Across the entries below, how many lines contain the string "into"? Give only the count.
---- Data supplied
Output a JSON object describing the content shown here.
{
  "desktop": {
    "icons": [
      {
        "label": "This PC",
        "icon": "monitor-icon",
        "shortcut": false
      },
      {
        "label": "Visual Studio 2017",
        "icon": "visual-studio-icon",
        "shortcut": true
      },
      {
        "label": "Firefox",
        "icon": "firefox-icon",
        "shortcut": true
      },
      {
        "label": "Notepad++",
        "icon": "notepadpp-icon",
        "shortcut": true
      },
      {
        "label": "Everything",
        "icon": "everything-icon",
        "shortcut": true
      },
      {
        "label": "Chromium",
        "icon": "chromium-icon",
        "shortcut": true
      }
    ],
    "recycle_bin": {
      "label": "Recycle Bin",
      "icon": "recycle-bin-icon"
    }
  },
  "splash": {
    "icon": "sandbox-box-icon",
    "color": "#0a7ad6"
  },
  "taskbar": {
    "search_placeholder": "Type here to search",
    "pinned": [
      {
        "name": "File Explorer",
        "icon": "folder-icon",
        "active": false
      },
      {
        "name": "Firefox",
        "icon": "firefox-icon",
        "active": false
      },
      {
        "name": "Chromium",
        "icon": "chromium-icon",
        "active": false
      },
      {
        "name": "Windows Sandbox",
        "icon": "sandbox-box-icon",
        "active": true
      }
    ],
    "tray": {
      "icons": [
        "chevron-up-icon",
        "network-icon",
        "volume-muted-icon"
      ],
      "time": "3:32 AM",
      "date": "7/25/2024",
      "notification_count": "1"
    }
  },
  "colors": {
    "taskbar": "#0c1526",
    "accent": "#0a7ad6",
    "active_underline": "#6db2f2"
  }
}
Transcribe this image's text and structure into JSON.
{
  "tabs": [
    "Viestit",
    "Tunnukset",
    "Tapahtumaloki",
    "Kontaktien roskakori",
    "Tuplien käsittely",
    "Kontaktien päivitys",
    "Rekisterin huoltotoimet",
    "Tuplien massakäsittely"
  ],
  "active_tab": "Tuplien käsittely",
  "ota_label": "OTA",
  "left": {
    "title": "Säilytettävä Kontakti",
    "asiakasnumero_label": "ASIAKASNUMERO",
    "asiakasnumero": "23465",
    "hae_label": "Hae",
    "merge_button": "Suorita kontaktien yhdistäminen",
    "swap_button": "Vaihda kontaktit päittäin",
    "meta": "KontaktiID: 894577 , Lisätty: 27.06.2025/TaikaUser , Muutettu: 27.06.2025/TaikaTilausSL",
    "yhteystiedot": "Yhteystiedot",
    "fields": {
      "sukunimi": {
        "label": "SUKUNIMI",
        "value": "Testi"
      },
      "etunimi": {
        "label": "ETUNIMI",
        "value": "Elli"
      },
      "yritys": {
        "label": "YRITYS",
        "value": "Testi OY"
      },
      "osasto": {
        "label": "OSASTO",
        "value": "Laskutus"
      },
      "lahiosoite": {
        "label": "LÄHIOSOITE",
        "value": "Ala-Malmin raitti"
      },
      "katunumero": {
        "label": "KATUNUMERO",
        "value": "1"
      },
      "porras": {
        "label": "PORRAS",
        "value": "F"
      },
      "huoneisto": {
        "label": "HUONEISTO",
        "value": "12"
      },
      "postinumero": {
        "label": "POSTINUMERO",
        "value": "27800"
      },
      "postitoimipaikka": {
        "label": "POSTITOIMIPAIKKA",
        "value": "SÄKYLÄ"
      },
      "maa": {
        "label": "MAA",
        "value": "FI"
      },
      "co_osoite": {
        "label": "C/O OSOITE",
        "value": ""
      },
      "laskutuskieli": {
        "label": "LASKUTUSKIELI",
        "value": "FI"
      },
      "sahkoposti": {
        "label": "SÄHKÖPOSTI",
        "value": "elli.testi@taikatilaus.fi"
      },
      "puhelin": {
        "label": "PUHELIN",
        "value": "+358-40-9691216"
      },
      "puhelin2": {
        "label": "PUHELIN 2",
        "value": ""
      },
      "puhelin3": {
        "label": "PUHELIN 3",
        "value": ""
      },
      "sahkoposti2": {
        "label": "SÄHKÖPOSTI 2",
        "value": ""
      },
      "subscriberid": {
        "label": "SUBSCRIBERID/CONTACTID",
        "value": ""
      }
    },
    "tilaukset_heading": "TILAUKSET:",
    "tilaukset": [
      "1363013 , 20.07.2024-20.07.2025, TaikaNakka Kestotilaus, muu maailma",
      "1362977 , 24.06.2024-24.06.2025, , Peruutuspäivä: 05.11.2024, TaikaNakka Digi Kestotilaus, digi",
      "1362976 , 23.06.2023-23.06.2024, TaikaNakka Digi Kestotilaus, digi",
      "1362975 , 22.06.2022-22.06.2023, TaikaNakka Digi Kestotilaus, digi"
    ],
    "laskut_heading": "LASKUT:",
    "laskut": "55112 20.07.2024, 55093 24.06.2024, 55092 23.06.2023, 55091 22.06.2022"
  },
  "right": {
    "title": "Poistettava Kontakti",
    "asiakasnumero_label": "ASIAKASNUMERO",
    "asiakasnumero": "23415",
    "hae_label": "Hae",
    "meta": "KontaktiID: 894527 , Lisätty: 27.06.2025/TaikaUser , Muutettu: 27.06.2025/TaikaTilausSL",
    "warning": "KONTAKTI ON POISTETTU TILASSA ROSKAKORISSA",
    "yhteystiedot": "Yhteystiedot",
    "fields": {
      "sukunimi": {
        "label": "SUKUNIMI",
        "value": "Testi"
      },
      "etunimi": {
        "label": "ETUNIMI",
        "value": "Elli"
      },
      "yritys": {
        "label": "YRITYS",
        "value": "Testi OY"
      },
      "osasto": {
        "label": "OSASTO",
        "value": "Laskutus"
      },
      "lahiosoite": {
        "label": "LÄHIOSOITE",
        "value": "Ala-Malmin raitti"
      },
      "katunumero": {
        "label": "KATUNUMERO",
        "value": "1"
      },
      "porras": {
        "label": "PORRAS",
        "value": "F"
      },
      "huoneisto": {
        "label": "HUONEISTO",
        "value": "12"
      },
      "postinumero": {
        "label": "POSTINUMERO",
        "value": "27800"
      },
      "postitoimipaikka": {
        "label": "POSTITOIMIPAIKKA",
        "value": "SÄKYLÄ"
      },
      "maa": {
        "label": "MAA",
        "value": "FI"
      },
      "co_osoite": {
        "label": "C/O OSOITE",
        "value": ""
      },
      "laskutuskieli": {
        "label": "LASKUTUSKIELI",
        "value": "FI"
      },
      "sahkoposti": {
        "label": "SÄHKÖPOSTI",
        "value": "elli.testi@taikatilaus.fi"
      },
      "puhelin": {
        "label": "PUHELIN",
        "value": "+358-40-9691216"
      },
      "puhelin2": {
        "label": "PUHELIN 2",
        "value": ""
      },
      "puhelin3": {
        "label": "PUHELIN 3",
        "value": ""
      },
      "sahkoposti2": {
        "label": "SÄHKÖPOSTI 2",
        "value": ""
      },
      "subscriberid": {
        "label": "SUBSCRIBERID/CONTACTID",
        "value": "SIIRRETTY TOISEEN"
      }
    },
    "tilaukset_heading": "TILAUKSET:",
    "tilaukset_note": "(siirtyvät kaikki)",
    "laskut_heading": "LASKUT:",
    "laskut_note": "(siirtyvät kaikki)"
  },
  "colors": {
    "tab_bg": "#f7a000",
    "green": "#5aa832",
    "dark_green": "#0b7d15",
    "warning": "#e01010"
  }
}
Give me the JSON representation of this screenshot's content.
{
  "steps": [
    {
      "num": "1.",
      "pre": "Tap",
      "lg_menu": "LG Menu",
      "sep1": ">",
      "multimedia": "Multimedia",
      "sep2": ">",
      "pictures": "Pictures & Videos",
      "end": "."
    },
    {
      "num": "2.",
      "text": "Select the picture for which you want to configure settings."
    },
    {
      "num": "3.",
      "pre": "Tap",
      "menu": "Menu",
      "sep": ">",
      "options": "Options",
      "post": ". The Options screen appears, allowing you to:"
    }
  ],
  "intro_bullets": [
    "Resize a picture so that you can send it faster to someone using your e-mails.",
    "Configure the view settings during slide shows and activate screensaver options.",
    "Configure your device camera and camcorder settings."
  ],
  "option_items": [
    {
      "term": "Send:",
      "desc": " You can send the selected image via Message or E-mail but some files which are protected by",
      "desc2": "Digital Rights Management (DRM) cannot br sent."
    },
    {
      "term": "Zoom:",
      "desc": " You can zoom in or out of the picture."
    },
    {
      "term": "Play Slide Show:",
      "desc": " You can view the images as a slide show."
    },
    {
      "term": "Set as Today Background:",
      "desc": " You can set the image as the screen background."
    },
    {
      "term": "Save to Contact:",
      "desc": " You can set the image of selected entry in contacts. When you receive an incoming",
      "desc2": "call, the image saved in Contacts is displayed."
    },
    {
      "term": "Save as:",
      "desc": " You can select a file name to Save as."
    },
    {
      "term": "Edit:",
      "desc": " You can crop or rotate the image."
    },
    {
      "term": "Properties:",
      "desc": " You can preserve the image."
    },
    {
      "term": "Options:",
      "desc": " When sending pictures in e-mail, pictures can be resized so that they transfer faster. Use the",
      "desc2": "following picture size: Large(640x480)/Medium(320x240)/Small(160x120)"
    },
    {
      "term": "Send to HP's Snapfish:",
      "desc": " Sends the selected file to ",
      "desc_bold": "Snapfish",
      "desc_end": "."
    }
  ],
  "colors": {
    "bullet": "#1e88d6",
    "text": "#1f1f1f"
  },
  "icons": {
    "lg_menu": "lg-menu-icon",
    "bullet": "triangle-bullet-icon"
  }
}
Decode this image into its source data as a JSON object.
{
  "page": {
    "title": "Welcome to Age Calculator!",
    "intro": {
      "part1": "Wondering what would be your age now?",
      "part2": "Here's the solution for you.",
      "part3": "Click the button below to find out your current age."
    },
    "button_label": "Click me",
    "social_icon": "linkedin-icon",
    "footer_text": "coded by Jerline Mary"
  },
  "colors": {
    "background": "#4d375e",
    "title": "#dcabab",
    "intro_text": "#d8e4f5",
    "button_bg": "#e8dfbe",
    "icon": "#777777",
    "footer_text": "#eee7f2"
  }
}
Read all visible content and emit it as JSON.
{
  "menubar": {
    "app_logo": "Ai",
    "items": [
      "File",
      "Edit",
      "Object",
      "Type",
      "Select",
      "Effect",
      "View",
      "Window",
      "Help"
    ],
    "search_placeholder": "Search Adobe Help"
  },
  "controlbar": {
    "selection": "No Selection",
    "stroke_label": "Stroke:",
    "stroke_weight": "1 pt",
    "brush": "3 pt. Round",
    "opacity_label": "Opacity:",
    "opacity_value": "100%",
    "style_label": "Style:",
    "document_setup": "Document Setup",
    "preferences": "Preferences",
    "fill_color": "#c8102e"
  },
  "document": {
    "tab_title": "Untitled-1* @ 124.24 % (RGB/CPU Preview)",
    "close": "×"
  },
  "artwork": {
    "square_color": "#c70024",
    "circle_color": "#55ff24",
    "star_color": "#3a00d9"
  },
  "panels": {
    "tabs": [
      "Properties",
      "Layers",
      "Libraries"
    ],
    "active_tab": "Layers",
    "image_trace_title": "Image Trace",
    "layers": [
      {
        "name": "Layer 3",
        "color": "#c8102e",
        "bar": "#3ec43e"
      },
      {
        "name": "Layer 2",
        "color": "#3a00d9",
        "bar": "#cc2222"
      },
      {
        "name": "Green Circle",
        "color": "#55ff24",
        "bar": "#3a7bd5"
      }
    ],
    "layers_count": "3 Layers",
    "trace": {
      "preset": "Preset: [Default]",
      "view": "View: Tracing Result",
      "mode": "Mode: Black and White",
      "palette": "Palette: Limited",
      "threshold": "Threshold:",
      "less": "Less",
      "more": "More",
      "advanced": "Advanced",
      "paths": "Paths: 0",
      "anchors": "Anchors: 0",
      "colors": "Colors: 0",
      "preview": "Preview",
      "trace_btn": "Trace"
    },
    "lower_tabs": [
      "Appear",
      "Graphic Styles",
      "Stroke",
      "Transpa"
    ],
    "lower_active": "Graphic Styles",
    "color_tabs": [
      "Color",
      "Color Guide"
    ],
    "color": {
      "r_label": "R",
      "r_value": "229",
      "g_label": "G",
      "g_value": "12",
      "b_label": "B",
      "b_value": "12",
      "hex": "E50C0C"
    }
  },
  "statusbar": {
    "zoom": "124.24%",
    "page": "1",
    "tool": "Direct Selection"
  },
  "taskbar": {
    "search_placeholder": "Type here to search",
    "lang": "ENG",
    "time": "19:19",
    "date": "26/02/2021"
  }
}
--------
Response to this task: 2